● **Problem requirements**
With the records in front of you, set every one of them down exactly.

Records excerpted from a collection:
——

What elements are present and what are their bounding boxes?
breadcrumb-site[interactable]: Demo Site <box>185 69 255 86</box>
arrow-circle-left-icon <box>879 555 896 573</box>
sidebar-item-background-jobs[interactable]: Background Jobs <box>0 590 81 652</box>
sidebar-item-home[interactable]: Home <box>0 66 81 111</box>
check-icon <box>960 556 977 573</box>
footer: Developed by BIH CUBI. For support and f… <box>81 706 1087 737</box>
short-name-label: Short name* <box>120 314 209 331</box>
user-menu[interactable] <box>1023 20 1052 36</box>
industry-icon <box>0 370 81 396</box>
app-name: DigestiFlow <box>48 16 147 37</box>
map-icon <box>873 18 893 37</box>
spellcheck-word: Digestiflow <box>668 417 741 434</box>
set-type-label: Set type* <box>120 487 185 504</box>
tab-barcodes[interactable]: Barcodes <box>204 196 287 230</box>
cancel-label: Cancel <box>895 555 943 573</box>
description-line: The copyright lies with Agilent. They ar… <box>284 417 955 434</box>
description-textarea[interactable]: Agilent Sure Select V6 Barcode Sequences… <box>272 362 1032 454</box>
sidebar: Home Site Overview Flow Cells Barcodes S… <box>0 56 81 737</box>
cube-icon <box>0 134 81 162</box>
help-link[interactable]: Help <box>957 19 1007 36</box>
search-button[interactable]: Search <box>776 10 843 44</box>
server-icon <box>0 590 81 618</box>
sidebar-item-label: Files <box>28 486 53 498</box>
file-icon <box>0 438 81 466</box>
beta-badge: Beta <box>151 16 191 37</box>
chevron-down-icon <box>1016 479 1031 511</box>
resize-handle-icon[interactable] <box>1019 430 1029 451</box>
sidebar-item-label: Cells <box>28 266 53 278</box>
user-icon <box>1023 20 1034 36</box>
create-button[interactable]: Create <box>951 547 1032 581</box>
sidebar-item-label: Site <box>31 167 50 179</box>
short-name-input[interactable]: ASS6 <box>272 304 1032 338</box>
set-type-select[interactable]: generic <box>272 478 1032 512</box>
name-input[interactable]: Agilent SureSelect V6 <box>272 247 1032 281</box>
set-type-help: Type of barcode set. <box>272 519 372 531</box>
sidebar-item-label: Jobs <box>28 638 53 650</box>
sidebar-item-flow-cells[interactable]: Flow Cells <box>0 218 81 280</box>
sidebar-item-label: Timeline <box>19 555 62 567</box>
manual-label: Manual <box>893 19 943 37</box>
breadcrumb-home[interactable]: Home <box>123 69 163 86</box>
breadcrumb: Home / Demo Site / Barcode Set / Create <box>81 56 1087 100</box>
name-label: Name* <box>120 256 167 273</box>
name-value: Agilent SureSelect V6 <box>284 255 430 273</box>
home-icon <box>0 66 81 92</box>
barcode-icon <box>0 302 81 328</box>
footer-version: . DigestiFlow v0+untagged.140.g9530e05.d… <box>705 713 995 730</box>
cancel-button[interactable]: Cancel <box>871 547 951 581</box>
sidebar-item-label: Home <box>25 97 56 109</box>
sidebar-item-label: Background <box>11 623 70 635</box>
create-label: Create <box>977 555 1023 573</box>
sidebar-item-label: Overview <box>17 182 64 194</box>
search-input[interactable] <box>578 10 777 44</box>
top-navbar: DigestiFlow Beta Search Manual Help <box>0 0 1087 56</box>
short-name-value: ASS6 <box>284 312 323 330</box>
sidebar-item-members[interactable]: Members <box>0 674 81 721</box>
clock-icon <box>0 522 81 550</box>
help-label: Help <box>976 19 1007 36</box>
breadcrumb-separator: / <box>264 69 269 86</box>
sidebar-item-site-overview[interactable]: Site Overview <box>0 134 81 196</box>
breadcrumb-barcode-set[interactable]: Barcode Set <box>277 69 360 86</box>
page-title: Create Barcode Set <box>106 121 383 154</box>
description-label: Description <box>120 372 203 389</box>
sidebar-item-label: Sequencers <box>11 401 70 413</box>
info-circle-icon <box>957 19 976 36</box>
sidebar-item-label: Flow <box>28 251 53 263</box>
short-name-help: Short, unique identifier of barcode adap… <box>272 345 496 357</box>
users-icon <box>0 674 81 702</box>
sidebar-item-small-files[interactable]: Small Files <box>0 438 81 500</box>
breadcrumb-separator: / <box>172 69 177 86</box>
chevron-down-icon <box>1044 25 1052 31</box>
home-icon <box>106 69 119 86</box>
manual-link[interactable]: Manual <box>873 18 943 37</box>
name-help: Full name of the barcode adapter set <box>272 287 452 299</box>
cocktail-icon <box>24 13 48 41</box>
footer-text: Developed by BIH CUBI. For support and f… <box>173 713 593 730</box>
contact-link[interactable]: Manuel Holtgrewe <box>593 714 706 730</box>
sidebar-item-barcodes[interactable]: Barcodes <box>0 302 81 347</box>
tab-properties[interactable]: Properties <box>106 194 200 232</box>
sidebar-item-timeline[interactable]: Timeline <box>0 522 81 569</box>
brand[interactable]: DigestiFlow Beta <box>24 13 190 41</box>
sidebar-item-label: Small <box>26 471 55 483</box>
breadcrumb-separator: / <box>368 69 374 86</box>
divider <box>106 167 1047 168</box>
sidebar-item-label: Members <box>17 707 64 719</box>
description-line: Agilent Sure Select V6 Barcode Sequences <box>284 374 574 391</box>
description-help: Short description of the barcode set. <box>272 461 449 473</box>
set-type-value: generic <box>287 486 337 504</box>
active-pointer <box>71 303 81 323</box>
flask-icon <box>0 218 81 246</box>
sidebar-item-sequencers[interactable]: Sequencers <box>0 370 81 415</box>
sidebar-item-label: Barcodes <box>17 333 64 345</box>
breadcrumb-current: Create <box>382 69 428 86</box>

——

● **Written reply**
What elements are present and what are their bounding boxes?
breadcrumb-site[interactable]: Demo Site <box>185 69 255 86</box>
arrow-circle-left-icon <box>879 555 896 573</box>
sidebar-item-background-jobs[interactable]: Background Jobs <box>0 590 81 652</box>
sidebar-item-home[interactable]: Home <box>0 66 81 111</box>
check-icon <box>960 556 977 573</box>
footer: Developed by BIH CUBI. For support and f… <box>81 706 1087 737</box>
short-name-label: Short name* <box>120 314 209 331</box>
user-menu[interactable] <box>1023 20 1052 36</box>
industry-icon <box>0 370 81 396</box>
app-name: DigestiFlow <box>48 16 147 37</box>
map-icon <box>873 18 893 37</box>
spellcheck-word: Digestiflow <box>668 417 741 434</box>
set-type-label: Set type* <box>120 487 185 504</box>
tab-barcodes[interactable]: Barcodes <box>204 196 287 230</box>
cancel-label: Cancel <box>895 555 943 573</box>
description-line: The copyright lies with Agilent. They ar… <box>284 417 955 434</box>
description-textarea[interactable]: Agilent Sure Select V6 Barcode Sequences… <box>272 362 1032 454</box>
sidebar: Home Site Overview Flow Cells Barcodes S… <box>0 56 81 737</box>
cube-icon <box>0 134 81 162</box>
help-link[interactable]: Help <box>957 19 1007 36</box>
search-button[interactable]: Search <box>776 10 843 44</box>
server-icon <box>0 590 81 618</box>
sidebar-item-label: Files <box>28 486 53 498</box>
file-icon <box>0 438 81 466</box>
beta-badge: Beta <box>151 16 191 37</box>
chevron-down-icon <box>1016 479 1031 511</box>
resize-handle-icon[interactable] <box>1019 430 1029 451</box>
sidebar-item-label: Cells <box>28 266 53 278</box>
user-icon <box>1023 20 1034 36</box>
create-button[interactable]: Create <box>951 547 1032 581</box>
sidebar-item-label: Site <box>31 167 50 179</box>
short-name-input[interactable]: ASS6 <box>272 304 1032 338</box>
set-type-select[interactable]: generic <box>272 478 1032 512</box>
name-input[interactable]: Agilent SureSelect V6 <box>272 247 1032 281</box>
set-type-help: Type of barcode set. <box>272 519 372 531</box>
sidebar-item-label: Jobs <box>28 638 53 650</box>
sidebar-item-flow-cells[interactable]: Flow Cells <box>0 218 81 280</box>
sidebar-item-label: Timeline <box>19 555 62 567</box>
manual-label: Manual <box>893 19 943 37</box>
breadcrumb-home[interactable]: Home <box>123 69 163 86</box>
breadcrumb: Home / Demo Site / Barcode Set / Create <box>81 56 1087 100</box>
name-label: Name* <box>120 256 167 273</box>
name-value: Agilent SureSelect V6 <box>284 255 430 273</box>
home-icon <box>0 66 81 92</box>
barcode-icon <box>0 302 81 328</box>
footer-version: . DigestiFlow v0+untagged.140.g9530e05.d… <box>705 713 995 730</box>
cancel-button[interactable]: Cancel <box>871 547 951 581</box>
sidebar-item-label: Home <box>25 97 56 109</box>
sidebar-item-label: Background <box>11 623 70 635</box>
create-label: Create <box>977 555 1023 573</box>
sidebar-item-label: Overview <box>17 182 64 194</box>
search-input[interactable] <box>578 10 777 44</box>
top-navbar: DigestiFlow Beta Search Manual Help <box>0 0 1087 56</box>
short-name-value: ASS6 <box>284 312 323 330</box>
sidebar-item-members[interactable]: Members <box>0 674 81 721</box>
clock-icon <box>0 522 81 550</box>
help-label: Help <box>976 19 1007 36</box>
breadcrumb-separator: / <box>264 69 269 86</box>
sidebar-item-site-overview[interactable]: Site Overview <box>0 134 81 196</box>
breadcrumb-barcode-set[interactable]: Barcode Set <box>277 69 360 86</box>
page-title: Create Barcode Set <box>106 121 383 154</box>
description-label: Description <box>120 372 203 389</box>
sidebar-item-label: Sequencers <box>11 401 70 413</box>
info-circle-icon <box>957 19 976 36</box>
sidebar-item-label: Flow <box>28 251 53 263</box>
short-name-help: Short, unique identifier of barcode adap… <box>272 345 496 357</box>
users-icon <box>0 674 81 702</box>
sidebar-item-small-files[interactable]: Small Files <box>0 438 81 500</box>
breadcrumb-separator: / <box>172 69 177 86</box>
chevron-down-icon <box>1044 25 1052 31</box>
home-icon <box>106 69 119 86</box>
manual-link[interactable]: Manual <box>873 18 943 37</box>
name-help: Full name of the barcode adapter set <box>272 287 452 299</box>
cocktail-icon <box>24 13 48 41</box>
footer-text: Developed by BIH CUBI. For support and f… <box>173 713 593 730</box>
contact-link[interactable]: Manuel Holtgrewe <box>593 714 706 730</box>
sidebar-item-barcodes[interactable]: Barcodes <box>0 302 81 347</box>
tab-properties[interactable]: Properties <box>106 194 200 232</box>
sidebar-item-timeline[interactable]: Timeline <box>0 522 81 569</box>
brand[interactable]: DigestiFlow Beta <box>24 13 190 41</box>
sidebar-item-label: Small <box>26 471 55 483</box>
breadcrumb-separator: / <box>368 69 374 86</box>
divider <box>106 167 1047 168</box>
sidebar-item-label: Members <box>17 707 64 719</box>
description-line: Agilent Sure Select V6 Barcode Sequences <box>284 374 574 391</box>
description-help: Short description of the barcode set. <box>272 461 449 473</box>
set-type-value: generic <box>287 486 337 504</box>
active-pointer <box>71 303 81 323</box>
flask-icon <box>0 218 81 246</box>
sidebar-item-sequencers[interactable]: Sequencers <box>0 370 81 415</box>
sidebar-item-label: Barcodes <box>17 333 64 345</box>
breadcrumb-current: Create <box>382 69 428 86</box>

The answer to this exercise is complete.